What the task asks » From the records below, pull each line that has "Canadian".

Data for the task »
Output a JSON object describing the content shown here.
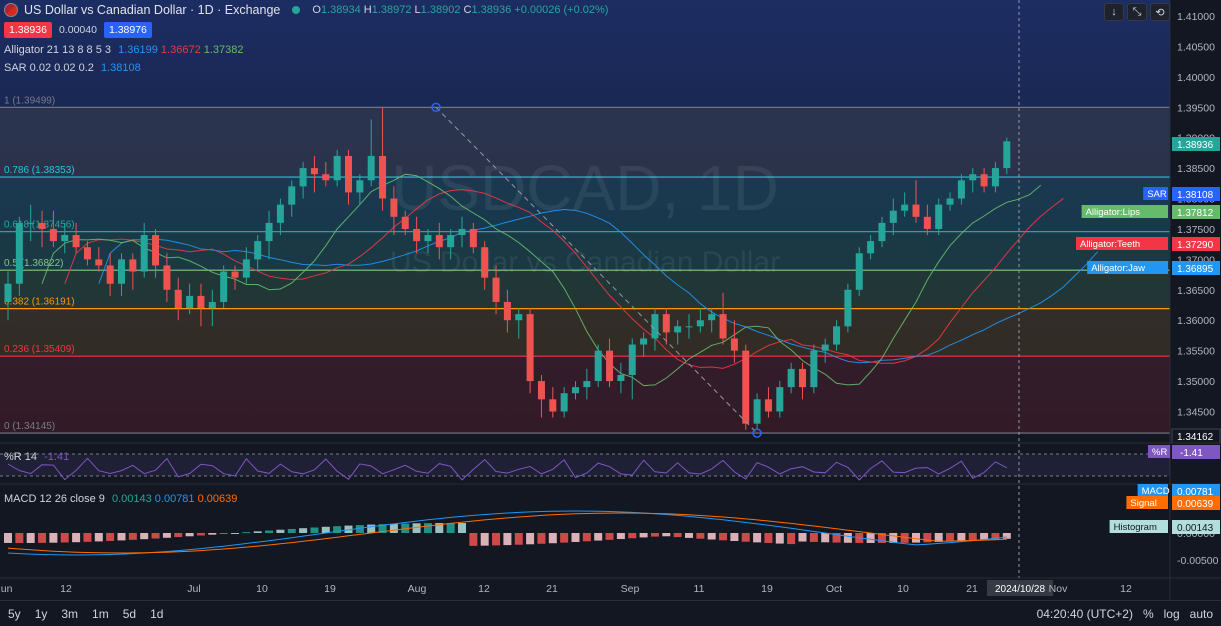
{
  "header": {
    "title": "US Dollar vs Canadian Dollar · 1D · Exchange",
    "open_label": "O",
    "open": "1.38934",
    "high_label": "H",
    "high": "1.38972",
    "low_label": "L",
    "low": "1.38902",
    "close_label": "C",
    "close": "1.38936",
    "change": "+0.00026 (+0.02%)",
    "sell": "1.38936",
    "spread": "0.00040",
    "buy": "1.38976"
  },
  "indicators": {
    "alligator": {
      "label": "Alligator 21 13 8 8 5 3",
      "jaw": "1.36199",
      "teeth": "1.36672",
      "lips": "1.37382"
    },
    "sar": {
      "label": "SAR 0.02 0.02 0.2",
      "value": "1.38108"
    },
    "wr": {
      "label": "%R 14",
      "value": "-1.41",
      "tag": "%R"
    },
    "macd": {
      "label": "MACD 12 26 close 9",
      "hist": "0.00143",
      "macd": "0.00781",
      "signal": "0.00639"
    }
  },
  "watermark": {
    "symbol": "USDCAD, 1D",
    "name": "US Dollar vs Canadian Dollar"
  },
  "colors": {
    "up": "#26a69a",
    "down": "#ef5350",
    "jaw": "#2196f3",
    "teeth": "#f23645",
    "lips": "#66bb6a",
    "wr": "#7e57c2",
    "macd": "#2196f3",
    "signal": "#ff6d00"
  },
  "toolbar": {
    "buttons": [
      "↓",
      "⤡",
      "⟲"
    ]
  },
  "bottom": {
    "ranges": [
      "5y",
      "1y",
      "3m",
      "1m",
      "5d",
      "1d"
    ],
    "time": "04:20:40 (UTC+2)",
    "percent": "%",
    "log": "log",
    "auto": "auto"
  },
  "chart_data": {
    "type": "candlestick",
    "price_axis": [
      "1.41000",
      "1.40500",
      "1.40000",
      "1.39500",
      "1.39000",
      "1.38500",
      "1.38000",
      "1.37500",
      "1.37000",
      "1.36500",
      "1.36000",
      "1.35500",
      "1.35000",
      "1.34500"
    ],
    "time_axis": [
      "Jun",
      "12",
      "Jul",
      "10",
      "19",
      "Aug",
      "12",
      "21",
      "Sep",
      "11",
      "19",
      "Oct",
      "10",
      "21",
      "2024/10/28",
      "Nov",
      "12"
    ],
    "fib_levels": [
      {
        "ratio": "1",
        "price": "1.39499",
        "label": "1 (1.39499)",
        "color": "#787b86"
      },
      {
        "ratio": "0.786",
        "price": "1.38353",
        "label": "0.786 (1.38353)",
        "color": "#26c6da"
      },
      {
        "ratio": "0.618",
        "price": "1.37456",
        "label": "0.618 (1.37456)",
        "color": "#26a69a"
      },
      {
        "ratio": "0.5",
        "price": "1.36822",
        "label": "0.5 (1.36822)",
        "color": "#81c784"
      },
      {
        "ratio": "0.382",
        "price": "1.36191",
        "label": "0.382 (1.36191)",
        "color": "#ff9800"
      },
      {
        "ratio": "0.236",
        "price": "1.35409",
        "label": "0.236 (1.35409)",
        "color": "#f23645"
      },
      {
        "ratio": "0",
        "price": "1.34145",
        "label": "0 (1.34145)",
        "color": "#787b86"
      }
    ],
    "price_tags": [
      {
        "label": "",
        "value": "1.38936",
        "color": "#26a69a"
      },
      {
        "label": "SAR",
        "value": "1.38108",
        "color": "#2962ff"
      },
      {
        "label": "Alligator:Lips",
        "value": "1.37812",
        "color": "#66bb6a"
      },
      {
        "label": "Alligator:Teeth",
        "value": "1.37290",
        "color": "#f23645"
      },
      {
        "label": "Alligator:Jaw",
        "value": "1.36895",
        "color": "#2196f3"
      },
      {
        "label": "",
        "value": "1.34162",
        "color": "#131722"
      }
    ],
    "macd_axis": [
      "0.00000",
      "-0.00500"
    ],
    "macd_tags": [
      {
        "label": "MACD",
        "value": "0.00781",
        "color": "#2196f3"
      },
      {
        "label": "Signal",
        "value": "0.00639",
        "color": "#ff6d00"
      },
      {
        "label": "Histogram",
        "value": "0.00143",
        "color": "#b2dfdb"
      }
    ],
    "candles": [
      [
        1.363,
        1.368,
        1.36,
        1.366
      ],
      [
        1.366,
        1.377,
        1.364,
        1.376
      ],
      [
        1.376,
        1.379,
        1.373,
        1.376
      ],
      [
        1.376,
        1.378,
        1.372,
        1.375
      ],
      [
        1.375,
        1.378,
        1.372,
        1.373
      ],
      [
        1.373,
        1.376,
        1.371,
        1.374
      ],
      [
        1.374,
        1.376,
        1.371,
        1.372
      ],
      [
        1.372,
        1.373,
        1.369,
        1.37
      ],
      [
        1.37,
        1.372,
        1.368,
        1.369
      ],
      [
        1.369,
        1.371,
        1.364,
        1.366
      ],
      [
        1.366,
        1.371,
        1.364,
        1.37
      ],
      [
        1.37,
        1.371,
        1.365,
        1.368
      ],
      [
        1.368,
        1.376,
        1.367,
        1.374
      ],
      [
        1.374,
        1.375,
        1.367,
        1.369
      ],
      [
        1.369,
        1.371,
        1.363,
        1.365
      ],
      [
        1.365,
        1.367,
        1.36,
        1.362
      ],
      [
        1.362,
        1.366,
        1.361,
        1.364
      ],
      [
        1.364,
        1.366,
        1.359,
        1.362
      ],
      [
        1.362,
        1.365,
        1.359,
        1.363
      ],
      [
        1.363,
        1.369,
        1.362,
        1.368
      ],
      [
        1.368,
        1.369,
        1.365,
        1.367
      ],
      [
        1.367,
        1.372,
        1.366,
        1.37
      ],
      [
        1.37,
        1.374,
        1.368,
        1.373
      ],
      [
        1.373,
        1.378,
        1.37,
        1.376
      ],
      [
        1.376,
        1.38,
        1.374,
        1.379
      ],
      [
        1.379,
        1.383,
        1.377,
        1.382
      ],
      [
        1.382,
        1.386,
        1.38,
        1.385
      ],
      [
        1.385,
        1.387,
        1.381,
        1.384
      ],
      [
        1.384,
        1.386,
        1.382,
        1.383
      ],
      [
        1.383,
        1.388,
        1.382,
        1.387
      ],
      [
        1.387,
        1.388,
        1.379,
        1.381
      ],
      [
        1.381,
        1.384,
        1.379,
        1.383
      ],
      [
        1.383,
        1.393,
        1.382,
        1.387
      ],
      [
        1.387,
        1.395,
        1.378,
        1.38
      ],
      [
        1.38,
        1.382,
        1.374,
        1.377
      ],
      [
        1.377,
        1.378,
        1.374,
        1.375
      ],
      [
        1.375,
        1.377,
        1.371,
        1.373
      ],
      [
        1.373,
        1.375,
        1.371,
        1.374
      ],
      [
        1.374,
        1.376,
        1.37,
        1.372
      ],
      [
        1.372,
        1.375,
        1.37,
        1.374
      ],
      [
        1.374,
        1.377,
        1.372,
        1.375
      ],
      [
        1.375,
        1.376,
        1.371,
        1.372
      ],
      [
        1.372,
        1.373,
        1.365,
        1.367
      ],
      [
        1.367,
        1.369,
        1.361,
        1.363
      ],
      [
        1.363,
        1.365,
        1.358,
        1.36
      ],
      [
        1.36,
        1.362,
        1.357,
        1.361
      ],
      [
        1.361,
        1.362,
        1.348,
        1.35
      ],
      [
        1.35,
        1.351,
        1.344,
        1.347
      ],
      [
        1.347,
        1.349,
        1.344,
        1.345
      ],
      [
        1.345,
        1.349,
        1.344,
        1.348
      ],
      [
        1.348,
        1.35,
        1.347,
        1.349
      ],
      [
        1.349,
        1.352,
        1.347,
        1.35
      ],
      [
        1.35,
        1.356,
        1.349,
        1.355
      ],
      [
        1.355,
        1.357,
        1.349,
        1.35
      ],
      [
        1.35,
        1.353,
        1.348,
        1.351
      ],
      [
        1.351,
        1.357,
        1.347,
        1.356
      ],
      [
        1.356,
        1.358,
        1.354,
        1.357
      ],
      [
        1.357,
        1.362,
        1.355,
        1.361
      ],
      [
        1.361,
        1.362,
        1.356,
        1.358
      ],
      [
        1.358,
        1.36,
        1.356,
        1.359
      ],
      [
        1.359,
        1.361,
        1.357,
        1.359
      ],
      [
        1.359,
        1.362,
        1.358,
        1.36
      ],
      [
        1.36,
        1.362,
        1.358,
        1.361
      ],
      [
        1.361,
        1.3645,
        1.356,
        1.357
      ],
      [
        1.357,
        1.36,
        1.353,
        1.355
      ],
      [
        1.355,
        1.356,
        1.342,
        1.343
      ],
      [
        1.343,
        1.348,
        1.342,
        1.347
      ],
      [
        1.347,
        1.349,
        1.344,
        1.345
      ],
      [
        1.345,
        1.35,
        1.344,
        1.349
      ],
      [
        1.349,
        1.353,
        1.348,
        1.352
      ],
      [
        1.352,
        1.353,
        1.347,
        1.349
      ],
      [
        1.349,
        1.356,
        1.348,
        1.355
      ],
      [
        1.355,
        1.357,
        1.353,
        1.356
      ],
      [
        1.356,
        1.36,
        1.355,
        1.359
      ],
      [
        1.359,
        1.366,
        1.358,
        1.365
      ],
      [
        1.365,
        1.372,
        1.364,
        1.371
      ],
      [
        1.371,
        1.374,
        1.37,
        1.373
      ],
      [
        1.373,
        1.377,
        1.372,
        1.376
      ],
      [
        1.376,
        1.38,
        1.374,
        1.378
      ],
      [
        1.378,
        1.381,
        1.377,
        1.379
      ],
      [
        1.379,
        1.383,
        1.376,
        1.377
      ],
      [
        1.377,
        1.379,
        1.374,
        1.375
      ],
      [
        1.375,
        1.38,
        1.374,
        1.379
      ],
      [
        1.379,
        1.381,
        1.378,
        1.38
      ],
      [
        1.38,
        1.384,
        1.379,
        1.383
      ],
      [
        1.383,
        1.385,
        1.381,
        1.384
      ],
      [
        1.384,
        1.385,
        1.381,
        1.382
      ],
      [
        1.382,
        1.386,
        1.381,
        1.385
      ],
      [
        1.385,
        1.39,
        1.384,
        1.3894
      ]
    ]
  }
}
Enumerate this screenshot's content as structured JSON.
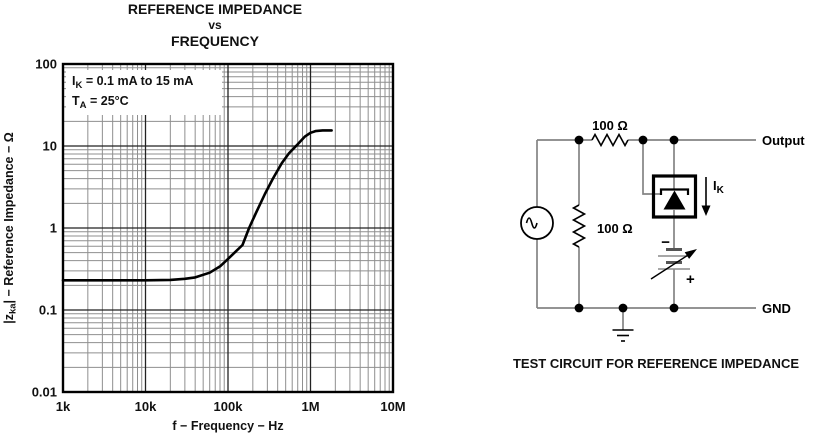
{
  "chart": {
    "title_line1": "REFERENCE IMPEDANCE",
    "title_line2": "vs",
    "title_line3": "FREQUENCY",
    "annotation": {
      "l1_pre": "I",
      "l1_sub": "K",
      "l1_post": " = 0.1 mA to 15 mA",
      "l2_pre": "T",
      "l2_sub": "A",
      "l2_post": " = 25°C"
    },
    "x_axis": {
      "label": "f − Frequency − Hz",
      "ticks": [
        "1k",
        "10k",
        "100k",
        "1M",
        "10M"
      ]
    },
    "y_axis": {
      "label_pre": "|z",
      "label_sub": "ka",
      "label_post": "| − Reference Impedance − Ω",
      "ticks": [
        "100",
        "10",
        "1",
        "0.1",
        "0.01"
      ]
    }
  },
  "chart_data": {
    "type": "line",
    "title": "REFERENCE IMPEDANCE vs FREQUENCY",
    "xlabel": "f − Frequency − Hz",
    "ylabel": "|zka| − Reference Impedance − Ω",
    "x_scale": "log",
    "y_scale": "log",
    "xlim": [
      1000,
      10000000
    ],
    "ylim": [
      0.01,
      100
    ],
    "grid": "on",
    "conditions": [
      "IK = 0.1 mA to 15 mA",
      "TA = 25°C"
    ],
    "series": [
      {
        "name": "|zka| Reference Impedance (Ω)",
        "points": [
          [
            1000,
            0.23
          ],
          [
            2000,
            0.23
          ],
          [
            5000,
            0.23
          ],
          [
            10000,
            0.23
          ],
          [
            20000,
            0.233
          ],
          [
            30000,
            0.24
          ],
          [
            40000,
            0.25
          ],
          [
            60000,
            0.285
          ],
          [
            80000,
            0.34
          ],
          [
            100000,
            0.42
          ],
          [
            120000,
            0.5
          ],
          [
            150000,
            0.62
          ],
          [
            180000,
            1.0
          ],
          [
            220000,
            1.55
          ],
          [
            280000,
            2.6
          ],
          [
            350000,
            4.0
          ],
          [
            450000,
            6.2
          ],
          [
            550000,
            8.2
          ],
          [
            700000,
            10.5
          ],
          [
            850000,
            13.0
          ],
          [
            1000000,
            14.5
          ],
          [
            1150000,
            15.2
          ],
          [
            1400000,
            15.5
          ],
          [
            1800000,
            15.5
          ]
        ]
      }
    ]
  },
  "circuit": {
    "resistor_series_label": "100 Ω",
    "resistor_shunt_label": "100 Ω",
    "output_label": "Output",
    "gnd_label": "GND",
    "ik_pre": "I",
    "ik_sub": "K",
    "battery_minus": "−",
    "battery_plus": "+",
    "caption": "TEST CIRCUIT FOR REFERENCE IMPEDANCE"
  }
}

Task answer »
    "title": "US Dollar vs Canadian Dollar · 1D · Exchange",
    "name": "US Dollar vs Canadian Dollar"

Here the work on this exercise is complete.